§ **Task description**
Output the data below in full, byte for byte. Nothing may differ.

§ **Input material**
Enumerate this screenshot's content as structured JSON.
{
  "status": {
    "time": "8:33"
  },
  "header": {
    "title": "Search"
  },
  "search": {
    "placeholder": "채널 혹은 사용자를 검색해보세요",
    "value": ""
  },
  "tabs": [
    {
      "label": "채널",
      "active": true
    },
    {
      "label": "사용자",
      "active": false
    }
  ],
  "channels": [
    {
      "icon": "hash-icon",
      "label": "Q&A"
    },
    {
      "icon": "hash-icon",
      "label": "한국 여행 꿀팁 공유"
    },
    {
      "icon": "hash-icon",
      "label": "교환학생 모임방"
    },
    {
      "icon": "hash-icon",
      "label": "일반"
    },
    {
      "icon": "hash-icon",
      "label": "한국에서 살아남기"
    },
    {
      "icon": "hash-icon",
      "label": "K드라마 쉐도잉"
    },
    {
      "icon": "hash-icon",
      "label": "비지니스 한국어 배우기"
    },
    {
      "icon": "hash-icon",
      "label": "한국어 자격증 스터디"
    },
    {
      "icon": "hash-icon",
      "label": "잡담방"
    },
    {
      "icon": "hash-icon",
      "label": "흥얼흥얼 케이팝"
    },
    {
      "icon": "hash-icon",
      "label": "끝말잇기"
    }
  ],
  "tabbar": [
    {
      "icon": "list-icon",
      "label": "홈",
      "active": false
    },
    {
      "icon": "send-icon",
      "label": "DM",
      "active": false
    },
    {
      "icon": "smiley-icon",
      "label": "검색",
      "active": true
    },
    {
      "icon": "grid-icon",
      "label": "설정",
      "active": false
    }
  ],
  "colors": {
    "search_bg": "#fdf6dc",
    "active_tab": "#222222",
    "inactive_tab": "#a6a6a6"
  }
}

§ **Expected answer**
Enumerate this screenshot's content as structured JSON.
{
  "status": {
    "time": "8:33"
  },
  "header": {
    "title": "Search"
  },
  "search": {
    "placeholder": "채널 혹은 사용자를 검색해보세요",
    "value": ""
  },
  "tabs": [
    {
      "label": "채널",
      "active": true
    },
    {
      "label": "사용자",
      "active": false
    }
  ],
  "channels": [
    {
      "icon": "hash-icon",
      "label": "Q&A"
    },
    {
      "icon": "hash-icon",
      "label": "한국 여행 꿀팁 공유"
    },
    {
      "icon": "hash-icon",
      "label": "교환학생 모임방"
    },
    {
      "icon": "hash-icon",
      "label": "일반"
    },
    {
      "icon": "hash-icon",
      "label": "한국에서 살아남기"
    },
    {
      "icon": "hash-icon",
      "label": "K드라마 쉐도잉"
    },
    {
      "icon": "hash-icon",
      "label": "비지니스 한국어 배우기"
    },
    {
      "icon": "hash-icon",
      "label": "한국어 자격증 스터디"
    },
    {
      "icon": "hash-icon",
      "label": "잡담방"
    },
    {
      "icon": "hash-icon",
      "label": "흥얼흥얼 케이팝"
    },
    {
      "icon": "hash-icon",
      "label": "끝말잇기"
    }
  ],
  "tabbar": [
    {
      "icon": "list-icon",
      "label": "홈",
      "active": false
    },
    {
      "icon": "send-icon",
      "label": "DM",
      "active": false
    },
    {
      "icon": "smiley-icon",
      "label": "검색",
      "active": true
    },
    {
      "icon": "grid-icon",
      "label": "설정",
      "active": false
    }
  ],
  "colors": {
    "search_bg": "#fdf6dc",
    "active_tab": "#222222",
    "inactive_tab": "#a6a6a6"
  }
}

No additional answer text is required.